• [Short task] Repeat each entry as written, dropping any picture you find.

Entries taken from a collection
........
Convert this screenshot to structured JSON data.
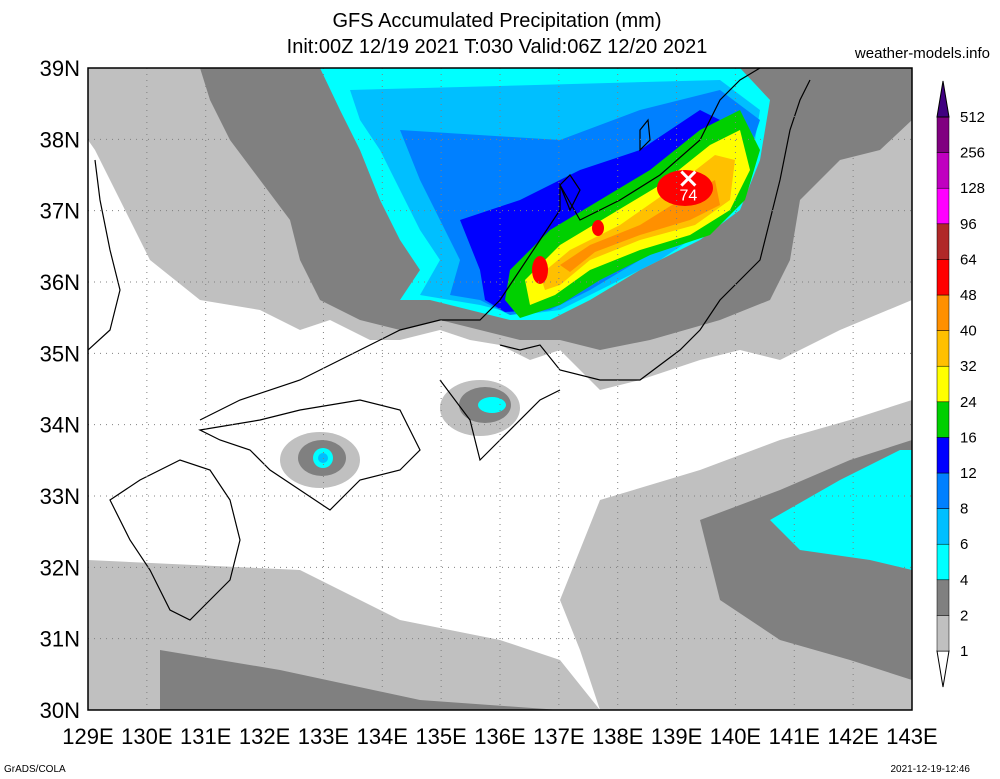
{
  "header": {
    "title_line1": "GFS Accumulated Precipitation (mm)",
    "title_line2": "Init:00Z 12/19 2021 T:030 Valid:06Z 12/20 2021",
    "site": "weather-models.info"
  },
  "footer": {
    "left": "GrADS/COLA",
    "right": "2021-12-19-12:46"
  },
  "map": {
    "lon_range": [
      129,
      143
    ],
    "lat_range": [
      30,
      39
    ],
    "lon_ticks": [
      "129E",
      "130E",
      "131E",
      "132E",
      "133E",
      "134E",
      "135E",
      "136E",
      "137E",
      "138E",
      "139E",
      "140E",
      "141E",
      "142E",
      "143E"
    ],
    "lat_ticks": [
      "30N",
      "31N",
      "32N",
      "33N",
      "34N",
      "35N",
      "36N",
      "37N",
      "38N",
      "39N"
    ],
    "grid": "dotted",
    "max_marker": {
      "lon": 139.2,
      "lat": 37.45,
      "label": "74"
    }
  },
  "colorbar": {
    "levels": [
      "1",
      "2",
      "4",
      "6",
      "8",
      "12",
      "16",
      "24",
      "32",
      "40",
      "48",
      "64",
      "96",
      "128",
      "256",
      "512"
    ],
    "colors": [
      "#ffffff",
      "#c0c0c0",
      "#808080",
      "#00ffff",
      "#00bfff",
      "#0080ff",
      "#0000ff",
      "#00d000",
      "#ffff00",
      "#ffc000",
      "#ff9000",
      "#ff0000",
      "#b02828",
      "#ff00ff",
      "#c000c0",
      "#800080",
      "#400080"
    ]
  }
}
........
• [The answer]
Convert this screenshot to structured JSON data.
{
  "header": {
    "title_line1": "GFS Accumulated Precipitation (mm)",
    "title_line2": "Init:00Z 12/19 2021 T:030 Valid:06Z 12/20 2021",
    "site": "weather-models.info"
  },
  "footer": {
    "left": "GrADS/COLA",
    "right": "2021-12-19-12:46"
  },
  "map": {
    "lon_range": [
      129,
      143
    ],
    "lat_range": [
      30,
      39
    ],
    "lon_ticks": [
      "129E",
      "130E",
      "131E",
      "132E",
      "133E",
      "134E",
      "135E",
      "136E",
      "137E",
      "138E",
      "139E",
      "140E",
      "141E",
      "142E",
      "143E"
    ],
    "lat_ticks": [
      "30N",
      "31N",
      "32N",
      "33N",
      "34N",
      "35N",
      "36N",
      "37N",
      "38N",
      "39N"
    ],
    "grid": "dotted",
    "max_marker": {
      "lon": 139.2,
      "lat": 37.45,
      "label": "74"
    }
  },
  "colorbar": {
    "levels": [
      "1",
      "2",
      "4",
      "6",
      "8",
      "12",
      "16",
      "24",
      "32",
      "40",
      "48",
      "64",
      "96",
      "128",
      "256",
      "512"
    ],
    "colors": [
      "#ffffff",
      "#c0c0c0",
      "#808080",
      "#00ffff",
      "#00bfff",
      "#0080ff",
      "#0000ff",
      "#00d000",
      "#ffff00",
      "#ffc000",
      "#ff9000",
      "#ff0000",
      "#b02828",
      "#ff00ff",
      "#c000c0",
      "#800080",
      "#400080"
    ]
  }
}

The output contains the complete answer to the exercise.